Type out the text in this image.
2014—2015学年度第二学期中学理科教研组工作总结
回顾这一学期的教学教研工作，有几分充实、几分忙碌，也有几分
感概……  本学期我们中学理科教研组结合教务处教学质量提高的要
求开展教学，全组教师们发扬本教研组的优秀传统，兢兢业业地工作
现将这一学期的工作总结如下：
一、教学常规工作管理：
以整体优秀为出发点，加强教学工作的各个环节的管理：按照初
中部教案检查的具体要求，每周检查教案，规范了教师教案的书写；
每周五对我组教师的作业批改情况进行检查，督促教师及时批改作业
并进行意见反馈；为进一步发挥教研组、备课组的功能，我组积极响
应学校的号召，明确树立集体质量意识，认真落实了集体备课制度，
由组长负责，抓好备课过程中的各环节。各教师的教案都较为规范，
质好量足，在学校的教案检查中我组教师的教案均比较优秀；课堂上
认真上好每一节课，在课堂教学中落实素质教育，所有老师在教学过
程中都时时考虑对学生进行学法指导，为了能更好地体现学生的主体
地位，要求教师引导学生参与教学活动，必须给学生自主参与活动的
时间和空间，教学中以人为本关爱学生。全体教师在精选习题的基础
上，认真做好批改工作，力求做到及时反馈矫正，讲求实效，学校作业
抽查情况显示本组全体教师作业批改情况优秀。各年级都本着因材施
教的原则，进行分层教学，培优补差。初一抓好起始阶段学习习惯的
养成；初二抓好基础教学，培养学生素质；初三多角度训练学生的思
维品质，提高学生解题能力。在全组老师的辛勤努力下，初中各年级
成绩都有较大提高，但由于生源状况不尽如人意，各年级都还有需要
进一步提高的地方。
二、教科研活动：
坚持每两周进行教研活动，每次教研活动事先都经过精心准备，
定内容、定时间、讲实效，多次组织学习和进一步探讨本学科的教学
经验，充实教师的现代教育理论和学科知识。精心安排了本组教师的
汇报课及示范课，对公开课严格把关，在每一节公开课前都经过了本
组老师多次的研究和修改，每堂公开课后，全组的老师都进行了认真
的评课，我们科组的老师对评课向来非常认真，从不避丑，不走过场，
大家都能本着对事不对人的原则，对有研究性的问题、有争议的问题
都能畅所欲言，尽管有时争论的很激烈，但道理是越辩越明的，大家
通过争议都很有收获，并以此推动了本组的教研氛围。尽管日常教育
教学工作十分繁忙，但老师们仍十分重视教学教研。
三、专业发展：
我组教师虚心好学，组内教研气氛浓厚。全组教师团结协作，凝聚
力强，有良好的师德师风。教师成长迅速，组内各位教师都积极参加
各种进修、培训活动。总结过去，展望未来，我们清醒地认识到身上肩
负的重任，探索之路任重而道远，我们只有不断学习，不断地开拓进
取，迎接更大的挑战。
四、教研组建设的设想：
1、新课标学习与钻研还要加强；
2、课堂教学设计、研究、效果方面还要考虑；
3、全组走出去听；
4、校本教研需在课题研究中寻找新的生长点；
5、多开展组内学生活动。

---

▶ **Written task**:
Extract every entry in the listing word for word.

▶ **Complete response**:
Type out the text in this image.
2014—2015学年度第二学期中学理科教研组工作总结
回顾这一学期的教学教研工作，有几分充实、几分忙碌，也有几分
感概……  本学期我们中学理科教研组结合教务处教学质量提高的要
求开展教学，全组教师们发扬本教研组的优秀传统，兢兢业业地工作
现将这一学期的工作总结如下：
一、教学常规工作管理：
以整体优秀为出发点，加强教学工作的各个环节的管理：按照初
中部教案检查的具体要求，每周检查教案，规范了教师教案的书写；
每周五对我组教师的作业批改情况进行检查，督促教师及时批改作业
并进行意见反馈；为进一步发挥教研组、备课组的功能，我组积极响
应学校的号召，明确树立集体质量意识，认真落实了集体备课制度，
由组长负责，抓好备课过程中的各环节。各教师的教案都较为规范，
质好量足，在学校的教案检查中我组教师的教案均比较优秀；课堂上
认真上好每一节课，在课堂教学中落实素质教育，所有老师在教学过
程中都时时考虑对学生进行学法指导，为了能更好地体现学生的主体
地位，要求教师引导学生参与教学活动，必须给学生自主参与活动的
时间和空间，教学中以人为本关爱学生。全体教师在精选习题的基础
上，认真做好批改工作，力求做到及时反馈矫正，讲求实效，学校作业
抽查情况显示本组全体教师作业批改情况优秀。各年级都本着因材施
教的原则，进行分层教学，培优补差。初一抓好起始阶段学习习惯的
养成；初二抓好基础教学，培养学生素质；初三多角度训练学生的思
维品质，提高学生解题能力。在全组老师的辛勤努力下，初中各年级
成绩都有较大提高，但由于生源状况不尽如人意，各年级都还有需要
进一步提高的地方。
二、教科研活动：
坚持每两周进行教研活动，每次教研活动事先都经过精心准备，
定内容、定时间、讲实效，多次组织学习和进一步探讨本学科的教学
经验，充实教师的现代教育理论和学科知识。精心安排了本组教师的
汇报课及示范课，对公开课严格把关，在每一节公开课前都经过了本
组老师多次的研究和修改，每堂公开课后，全组的老师都进行了认真
的评课，我们科组的老师对评课向来非常认真，从不避丑，不走过场，
大家都能本着对事不对人的原则，对有研究性的问题、有争议的问题
都能畅所欲言，尽管有时争论的很激烈，但道理是越辩越明的，大家
通过争议都很有收获，并以此推动了本组的教研氛围。尽管日常教育
教学工作十分繁忙，但老师们仍十分重视教学教研。
三、专业发展：
我组教师虚心好学，组内教研气氛浓厚。全组教师团结协作，凝聚
力强，有良好的师德师风。教师成长迅速，组内各位教师都积极参加
各种进修、培训活动。总结过去，展望未来，我们清醒地认识到身上肩
负的重任，探索之路任重而道远，我们只有不断学习，不断地开拓进
取，迎接更大的挑战。
四、教研组建设的设想：
1、新课标学习与钻研还要加强；
2、课堂教学设计、研究、效果方面还要考虑；
3、全组走出去听；
4、校本教研需在课题研究中寻找新的生长点；
5、多开展组内学生活动。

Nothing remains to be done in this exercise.